(Entries from a dataset)
=====

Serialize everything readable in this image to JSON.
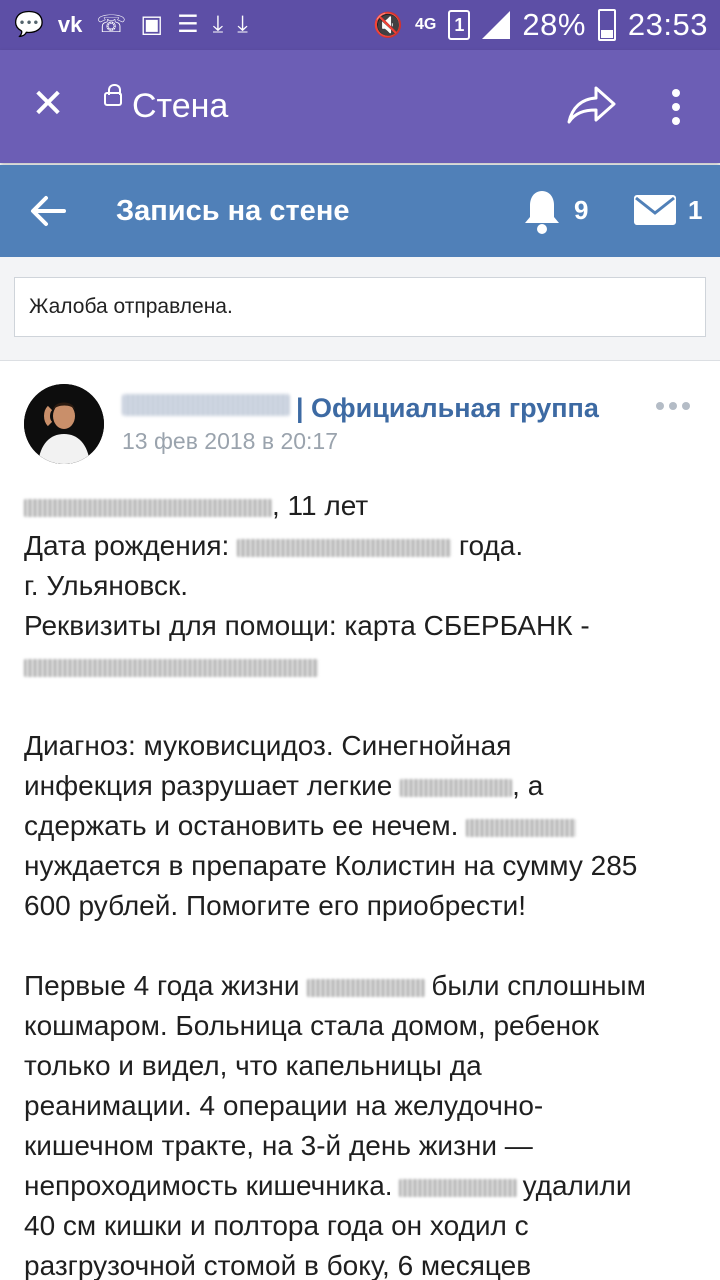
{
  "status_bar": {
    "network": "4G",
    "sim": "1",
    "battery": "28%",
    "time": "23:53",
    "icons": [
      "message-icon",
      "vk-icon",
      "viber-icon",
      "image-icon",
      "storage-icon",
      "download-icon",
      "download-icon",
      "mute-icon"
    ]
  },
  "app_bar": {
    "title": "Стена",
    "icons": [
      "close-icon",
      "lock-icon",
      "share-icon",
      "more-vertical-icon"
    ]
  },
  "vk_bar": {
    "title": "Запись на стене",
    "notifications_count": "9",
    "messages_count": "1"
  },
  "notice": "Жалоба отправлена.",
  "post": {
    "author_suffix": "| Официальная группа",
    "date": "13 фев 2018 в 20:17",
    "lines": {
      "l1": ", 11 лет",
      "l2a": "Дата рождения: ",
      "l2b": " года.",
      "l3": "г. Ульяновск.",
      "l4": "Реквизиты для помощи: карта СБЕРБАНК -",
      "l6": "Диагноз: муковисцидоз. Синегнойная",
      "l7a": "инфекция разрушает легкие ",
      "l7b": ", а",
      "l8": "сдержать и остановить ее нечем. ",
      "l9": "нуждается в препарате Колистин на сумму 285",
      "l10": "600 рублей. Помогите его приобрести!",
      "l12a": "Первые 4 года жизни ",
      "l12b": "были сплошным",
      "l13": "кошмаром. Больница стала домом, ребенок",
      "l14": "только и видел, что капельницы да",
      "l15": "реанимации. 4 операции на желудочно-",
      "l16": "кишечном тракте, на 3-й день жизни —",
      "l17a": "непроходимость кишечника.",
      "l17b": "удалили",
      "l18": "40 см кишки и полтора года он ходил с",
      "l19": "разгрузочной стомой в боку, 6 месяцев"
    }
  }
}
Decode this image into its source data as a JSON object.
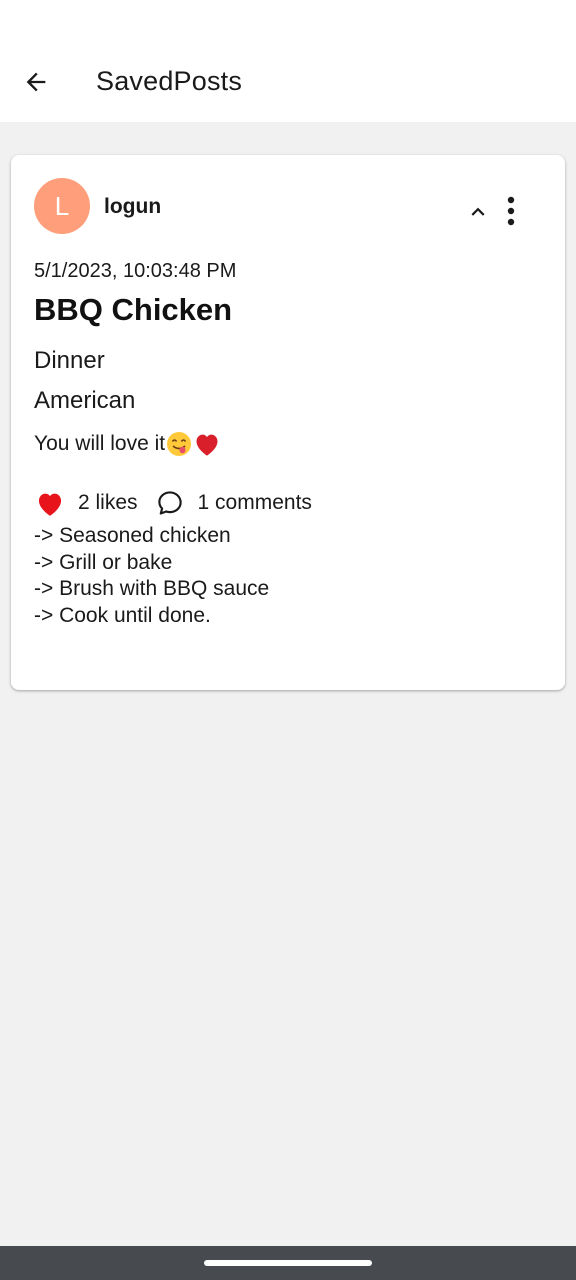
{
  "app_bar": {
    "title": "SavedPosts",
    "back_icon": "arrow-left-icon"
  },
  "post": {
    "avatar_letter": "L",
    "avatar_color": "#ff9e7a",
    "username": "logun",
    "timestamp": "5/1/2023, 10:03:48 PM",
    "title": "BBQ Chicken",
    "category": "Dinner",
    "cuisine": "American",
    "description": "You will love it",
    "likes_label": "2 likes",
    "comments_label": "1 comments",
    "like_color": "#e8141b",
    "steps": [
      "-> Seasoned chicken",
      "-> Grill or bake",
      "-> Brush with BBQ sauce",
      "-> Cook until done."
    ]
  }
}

=====

Without the pictures, copy the material exactly as given.

Serialize everything readable in this image to JSON.
{
  "status_bar": {
    "network": "4G",
    "sim": "1",
    "battery": "28%",
    "time": "23:53",
    "icons": [
      "message-icon",
      "vk-icon",
      "viber-icon",
      "image-icon",
      "storage-icon",
      "download-icon",
      "download-icon",
      "mute-icon"
    ]
  },
  "app_bar": {
    "title": "Стена",
    "icons": [
      "close-icon",
      "lock-icon",
      "share-icon",
      "more-vertical-icon"
    ]
  },
  "vk_bar": {
    "title": "Запись на стене",
    "notifications_count": "9",
    "messages_count": "1"
  },
  "notice": "Жалоба отправлена.",
  "post": {
    "author_suffix": "| Официальная группа",
    "date": "13 фев 2018 в 20:17",
    "lines": {
      "l1": ", 11 лет",
      "l2a": "Дата рождения: ",
      "l2b": " года.",
      "l3": "г. Ульяновск.",
      "l4": "Реквизиты для помощи: карта СБЕРБАНК -",
      "l6": "Диагноз: муковисцидоз. Синегнойная",
      "l7a": "инфекция разрушает легкие ",
      "l7b": ", а",
      "l8": "сдержать и остановить ее нечем. ",
      "l9": "нуждается в препарате Колистин на сумму 285",
      "l10": "600 рублей. Помогите его приобрести!",
      "l12a": "Первые 4 года жизни ",
      "l12b": "были сплошным",
      "l13": "кошмаром. Больница стала домом, ребенок",
      "l14": "только и видел, что капельницы да",
      "l15": "реанимации. 4 операции на желудочно-",
      "l16": "кишечном тракте, на 3-й день жизни —",
      "l17a": "непроходимость кишечника.",
      "l17b": "удалили",
      "l18": "40 см кишки и полтора года он ходил с",
      "l19": "разгрузочной стомой в боку, 6 месяцев"
    }
  }
}
Decode this image into its source data as a JSON object.
{
  "app_bar": {
    "title": "SavedPosts",
    "back_icon": "arrow-left-icon"
  },
  "post": {
    "avatar_letter": "L",
    "avatar_color": "#ff9e7a",
    "username": "logun",
    "timestamp": "5/1/2023, 10:03:48 PM",
    "title": "BBQ Chicken",
    "category": "Dinner",
    "cuisine": "American",
    "description": "You will love it",
    "likes_label": "2 likes",
    "comments_label": "1 comments",
    "like_color": "#e8141b",
    "steps": [
      "-> Seasoned chicken",
      "-> Grill or bake",
      "-> Brush with BBQ sauce",
      "-> Cook until done."
    ]
  }
}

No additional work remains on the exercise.